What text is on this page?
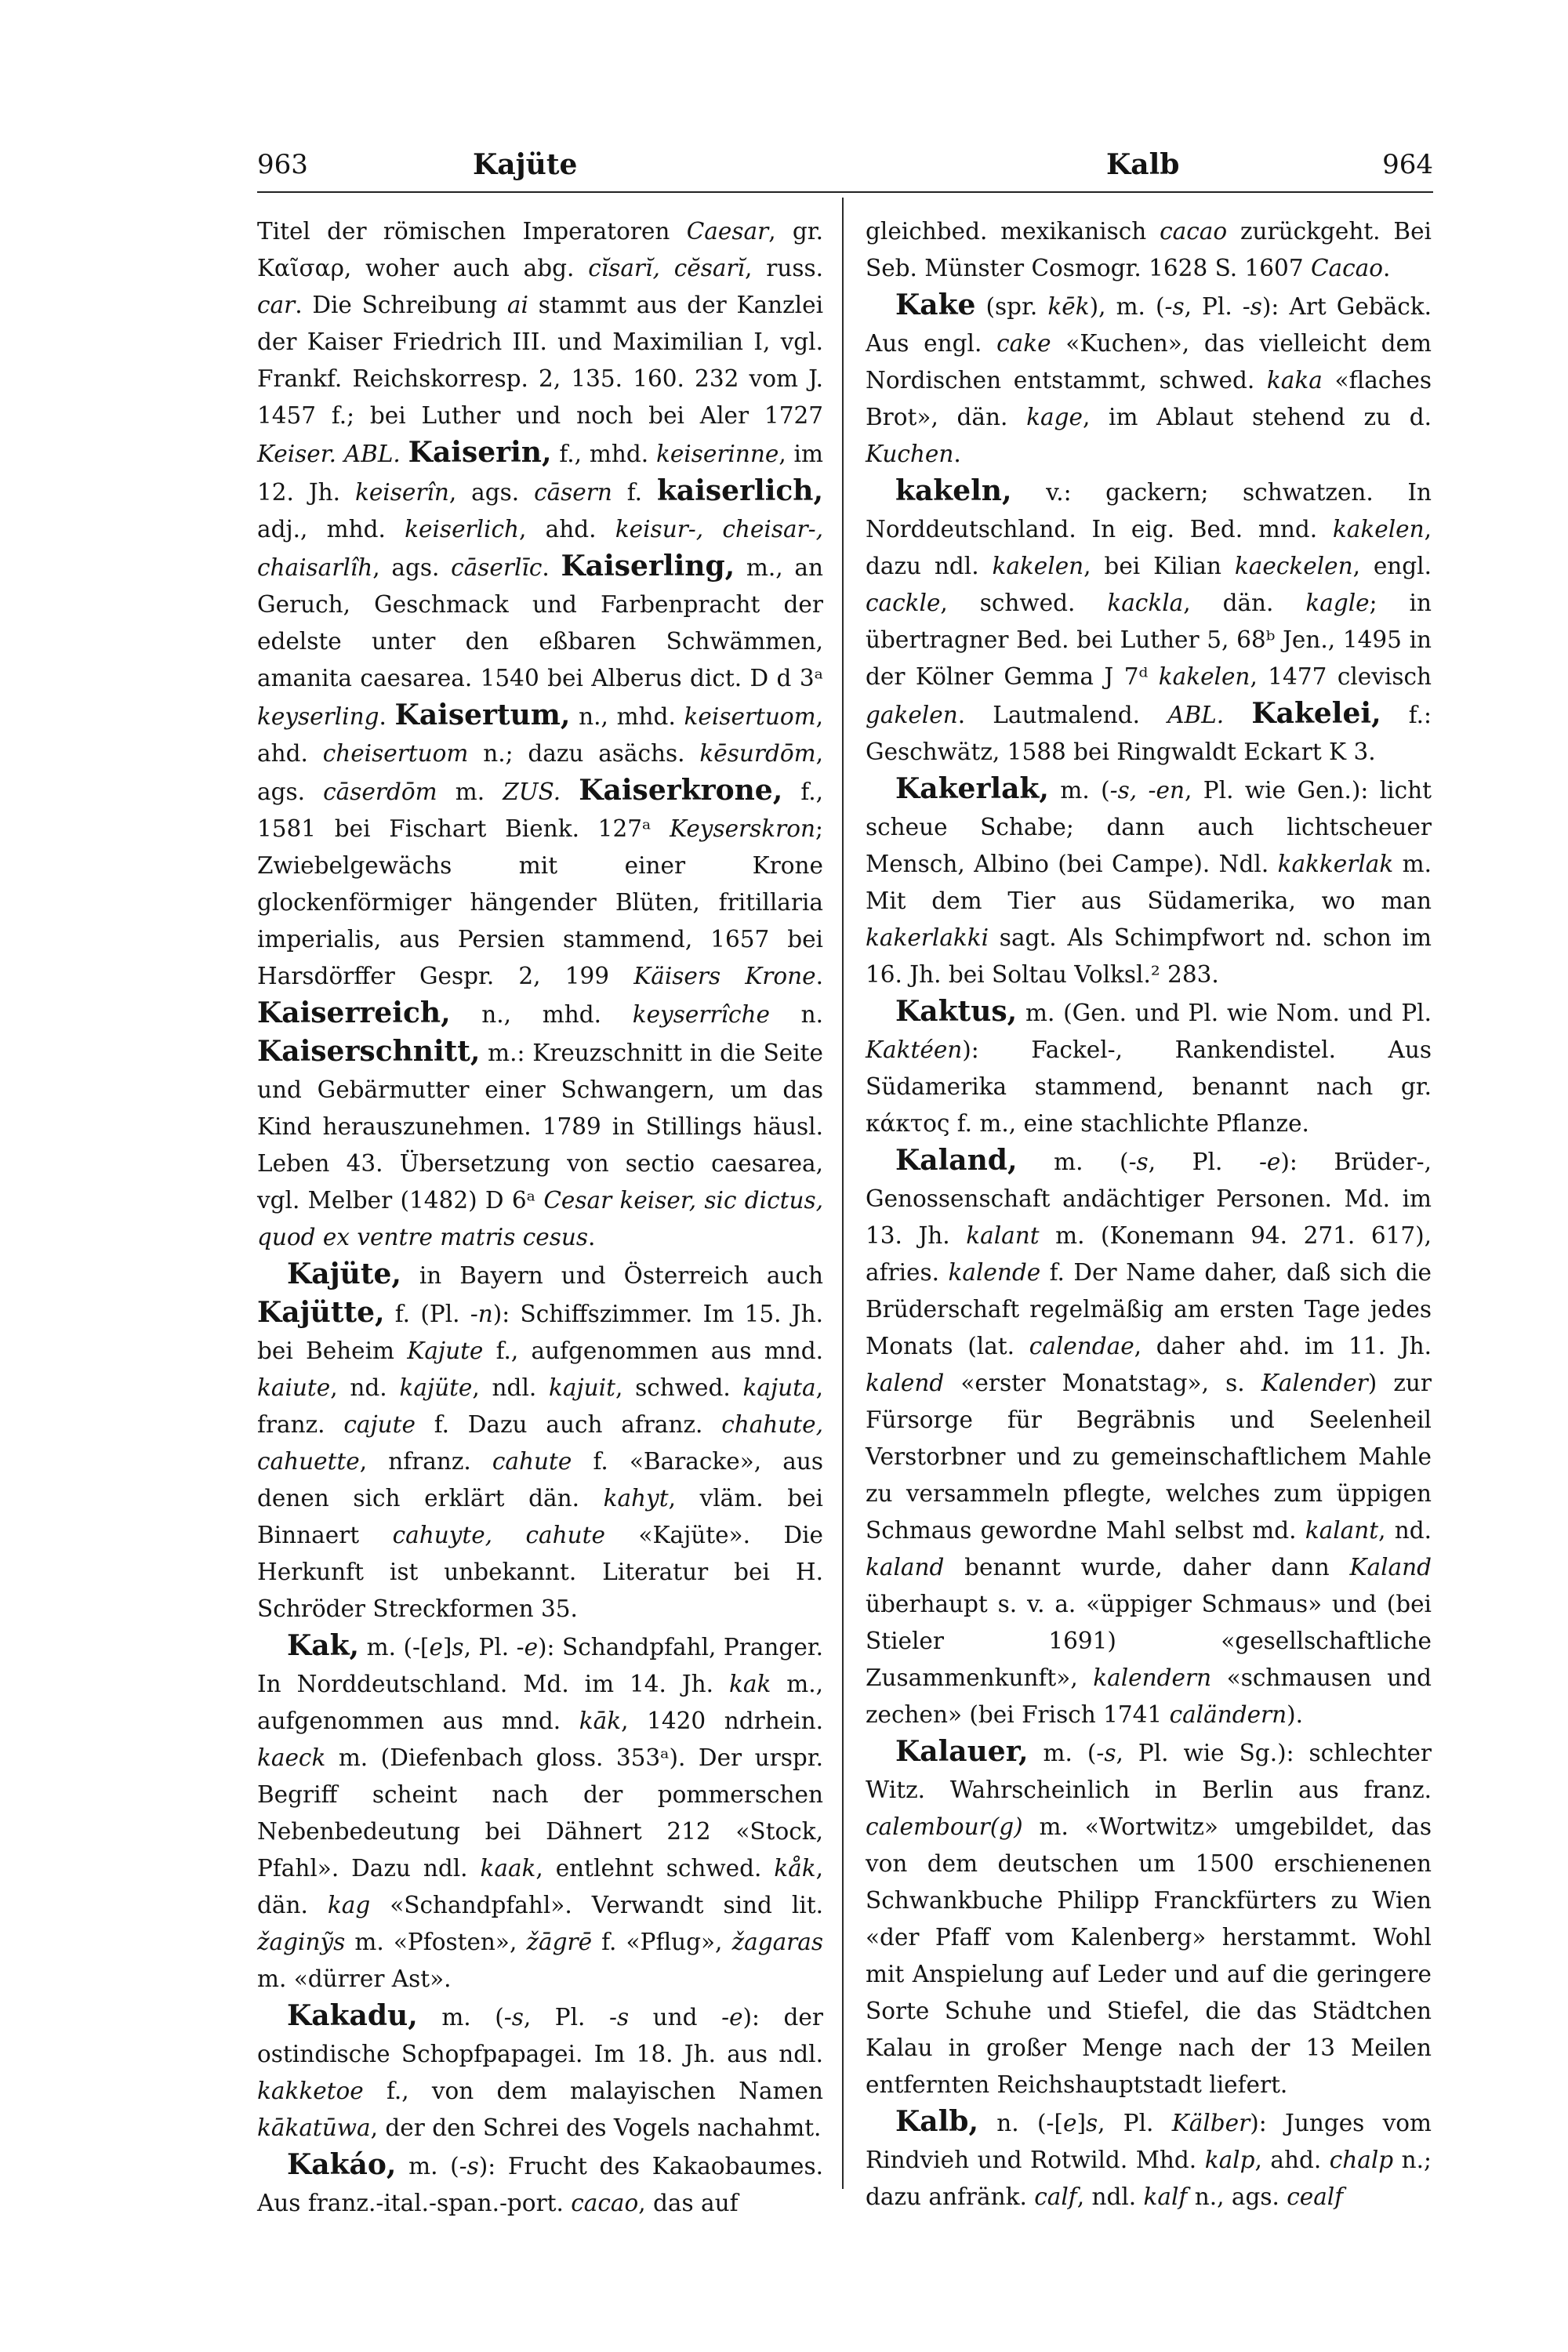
963	Kajüte	Kalb	964

Titel der römischen Imperatoren Caesar, gr. Καῖσαρ, woher auch abg. cĭsarĭ, cĕsarĭ, russ. car. Die Schreibung ai stammt aus der Kanzlei der Kaiser Friedrich III. und Maximilian I, vgl. Frankf. Reichskorresp. 2, 135. 160. 232 vom J. 1457 f.; bei Luther und noch bei Aler 1727 Keiser. ABL. Kaiserin, f., mhd. keiserinne, im 12. Jh. keiserîn, ags. cāsern f. kaiserlich, adj., mhd. keiserlich, ahd. keisur-, cheisar-, chaisarlîh, ags. cāserlīc. Kaiserling, m., an Geruch, Geschmack und Farbenpracht der edelste unter den eßbaren Schwämmen, amanita caesarea. 1540 bei Alberus dict. D d 3ᵃ keyserling. Kaisertum, n., mhd. keisertuom, ahd. cheisertuom n.; dazu asächs. kēsurdōm, ags. cāserdōm m. ZUS. Kaiserkrone, f., 1581 bei Fischart Bienk. 127ᵃ Keyserskron; Zwiebelgewächs mit einer Krone glockenförmiger hängender Blüten, fritillaria imperialis, aus Persien stammend, 1657 bei Harsdörffer Gespr. 2, 199 Käisers Krone. Kaiserreich, n., mhd. keyserrîche n. Kaiserschnitt, m.: Kreuzschnitt in die Seite und Gebärmutter einer Schwangern, um das Kind herauszunehmen. 1789 in Stillings häusl. Leben 43. Übersetzung von sectio caesarea, vgl. Melber (1482) D 6ᵃ Cesar keiser, sic dictus, quod ex ventre matris cesus.

Kajüte, in Bayern und Österreich auch Kajütte, f. (Pl. -n): Schiffszimmer. Im 15. Jh. bei Beheim Kajute f., aufgenommen aus mnd. kaiute, nd. kajüte, ndl. kajuit, schwed. kajuta, franz. cajute f. Dazu auch afranz. chahute, cahuette, nfranz. cahute f. «Baracke», aus denen sich erklärt dän. kahyt, vläm. bei Binnaert cahuyte, cahute «Kajüte». Die Herkunft ist unbekannt. Literatur bei H. Schröder Streckformen 35.

Kak, m. (-[e]s, Pl. -e): Schandpfahl, Pranger. In Norddeutschland. Md. im 14. Jh. kak m., aufgenommen aus mnd. kāk, 1420 ndrhein. kaeck m. (Diefenbach gloss. 353ᵃ). Der urspr. Begriff scheint nach der pommerschen Nebenbedeutung bei Dähnert 212 «Stock, Pfahl». Dazu ndl. kaak, entlehnt schwed. kåk, dän. kag «Schandpfahl». Verwandt sind lit. žaginỹs m. «Pfosten», žāgrē f. «Pflug», žagaras m. «dürrer Ast».

Kakadu, m. (-s, Pl. -s und -e): der ostindische Schopfpapagei. Im 18. Jh. aus ndl. kakketoe f., von dem malayischen Namen kākatūwa, der den Schrei des Vogels nachahmt.

Kakáo, m. (-s): Frucht des Kakaobaumes. Aus franz.-ital.-span.-port. cacao, das auf

gleichbed. mexikanisch cacao zurückgeht. Bei Seb. Münster Cosmogr. 1628 S. 1607 Cacao.

Kake (spr. kēk), m. (-s, Pl. -s): Art Gebäck. Aus engl. cake «Kuchen», das vielleicht dem Nordischen entstammt, schwed. kaka «flaches Brot», dän. kage, im Ablaut stehend zu d. Kuchen.

kakeln, v.: gackern; schwatzen. In Norddeutschland. In eig. Bed. mnd. kakelen, dazu ndl. kakelen, bei Kilian kaeckelen, engl. cackle, schwed. kackla, dän. kagle; in übertragner Bed. bei Luther 5, 68ᵇ Jen., 1495 in der Kölner Gemma J 7ᵈ kakelen, 1477 clevisch gakelen. Lautmalend. ABL. Kakelei, f.: Geschwätz, 1588 bei Ringwaldt Eckart K 3.

Kakerlak, m. (-s, -en, Pl. wie Gen.): licht scheue Schabe; dann auch lichtscheuer Mensch, Albino (bei Campe). Ndl. kakkerlak m. Mit dem Tier aus Südamerika, wo man kakerlakki sagt. Als Schimpfwort nd. schon im 16. Jh. bei Soltau Volksl.² 283.

Kaktus, m. (Gen. und Pl. wie Nom. und Pl. Kaktéen): Fackel-, Rankendistel. Aus Südamerika stammend, benannt nach gr. κάκτος f. m., eine stachlichte Pflanze.

Kaland, m. (-s, Pl. -e): Brüder-, Genossenschaft andächtiger Personen. Md. im 13. Jh. kalant m. (Konemann 94. 271. 617), afries. kalende f. Der Name daher, daß sich die Brüderschaft regelmäßig am ersten Tage jedes Monats (lat. calendae, daher ahd. im 11. Jh. kalend «erster Monatstag», s. Kalender) zur Fürsorge für Begräbnis und Seelenheil Verstorbner und zu gemeinschaftlichem Mahle zu versammeln pflegte, welches zum üppigen Schmaus gewordne Mahl selbst md. kalant, nd. kaland benannt wurde, daher dann Kaland überhaupt s. v. a. «üppiger Schmaus» und (bei Stieler 1691) «gesellschaftliche Zusammenkunft», kalendern «schmausen und zechen» (bei Frisch 1741 caländern).

Kalauer, m. (-s, Pl. wie Sg.): schlechter Witz. Wahrscheinlich in Berlin aus franz. calembour(g) m. «Wortwitz» umgebildet, das von dem deutschen um 1500 erschienenen Schwankbuche Philipp Franckfürters zu Wien «der Pfaff vom Kalenberg» herstammt. Wohl mit Anspielung auf Leder und auf die geringere Sorte Schuhe und Stiefel, die das Städtchen Kalau in großer Menge nach der 13 Meilen entfernten Reichshauptstadt liefert.

Kalb, n. (-[e]s, Pl. Kälber): Junges vom Rindvieh und Rotwild. Mhd. kalp, ahd. chalp n.; dazu anfränk. calf, ndl. kalf n., ags. cealf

━━━━━━━━

== TASK ==
Find the lines that mention "Kalb" in the entries and show them.

== TASK OUTPUT ==
963	Kajüte	Kalb	964
Kalb, n. (-[e]s, Pl. Kälber): Junges vom Rindvieh und Rotwild. Mhd. kalp, ahd. chalp n.; dazu anfränk. calf, ndl. kalf n., ags. cealf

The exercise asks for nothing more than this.